Data tied to figure images
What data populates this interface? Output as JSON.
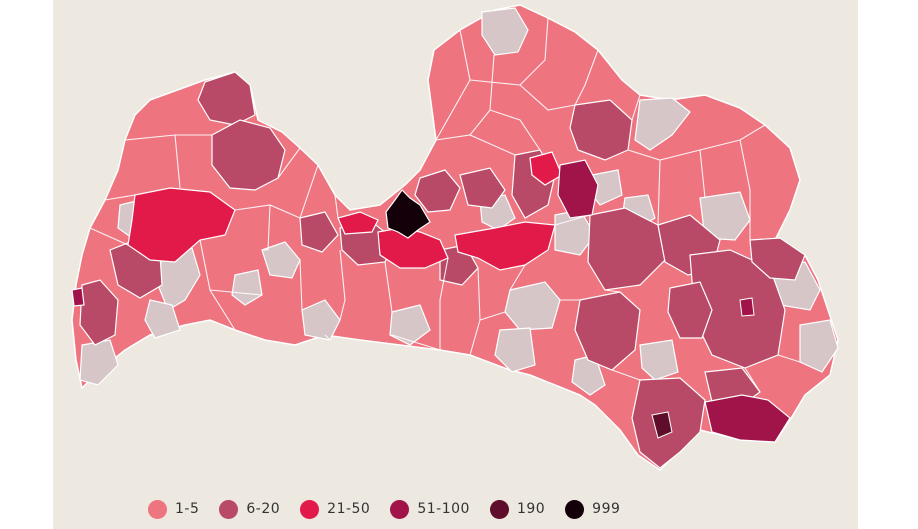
{
  "map": {
    "region": "Latvia",
    "background_color": "#ede9e0",
    "no_data_color": "#d6c6c8",
    "border_color": "#ffffff"
  },
  "legend": [
    {
      "label": "1-5",
      "color": "#ee7480"
    },
    {
      "label": "6-20",
      "color": "#b84a67"
    },
    {
      "label": "21-50",
      "color": "#e11a49"
    },
    {
      "label": "51-100",
      "color": "#a0144a"
    },
    {
      "label": "190",
      "color": "#5e0d2a"
    },
    {
      "label": "999",
      "color": "#140008"
    }
  ]
}
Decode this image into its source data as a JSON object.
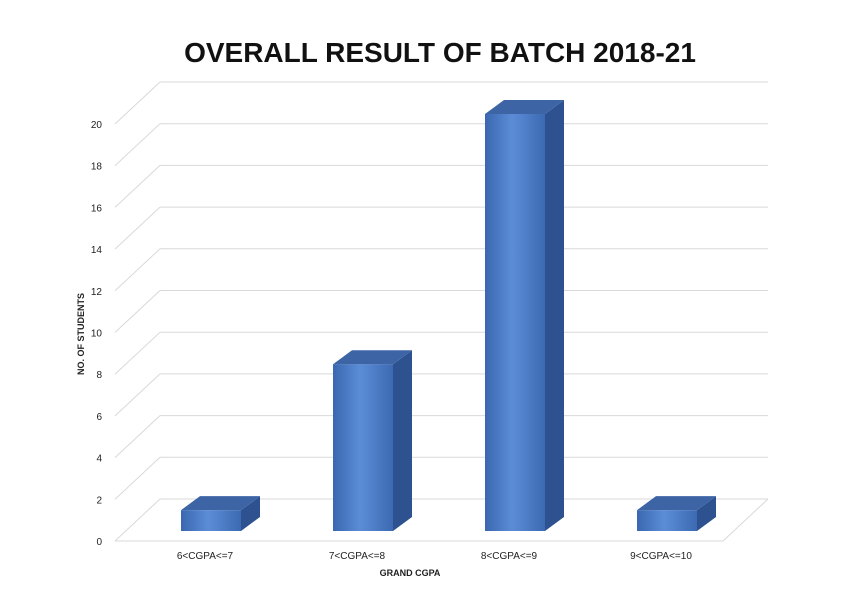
{
  "chart_data": {
    "type": "bar",
    "title": "OVERALL RESULT OF BATCH 2018-21",
    "xlabel": "GRAND CGPA",
    "ylabel": "NO. OF STUDENTS",
    "categories": [
      "6<CGPA<=7",
      "7<CGPA<=8",
      "8<CGPA<=9",
      "9<CGPA<=10"
    ],
    "values": [
      1,
      8,
      20,
      1
    ],
    "ylim": [
      0,
      20
    ],
    "yticks": [
      "0",
      "2",
      "4",
      "6",
      "8",
      "10",
      "12",
      "14",
      "16",
      "18",
      "20"
    ],
    "grid": true,
    "three_d": true,
    "colors": {
      "bar_front": "#4a7cc4",
      "bar_side": "#2e5190",
      "bar_top": "#3d65a6",
      "grid": "#d9d9d9"
    }
  }
}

PROBLEM REQUIREMENTS: Where a line of the material above holds the string "CGPA", copy that line.

THE OUTPUT:
    "xlabel": "GRAND CGPA",
      "6<CGPA<=7",
      "7<CGPA<=8",
      "8<CGPA<=9",
      "9<CGPA<=10"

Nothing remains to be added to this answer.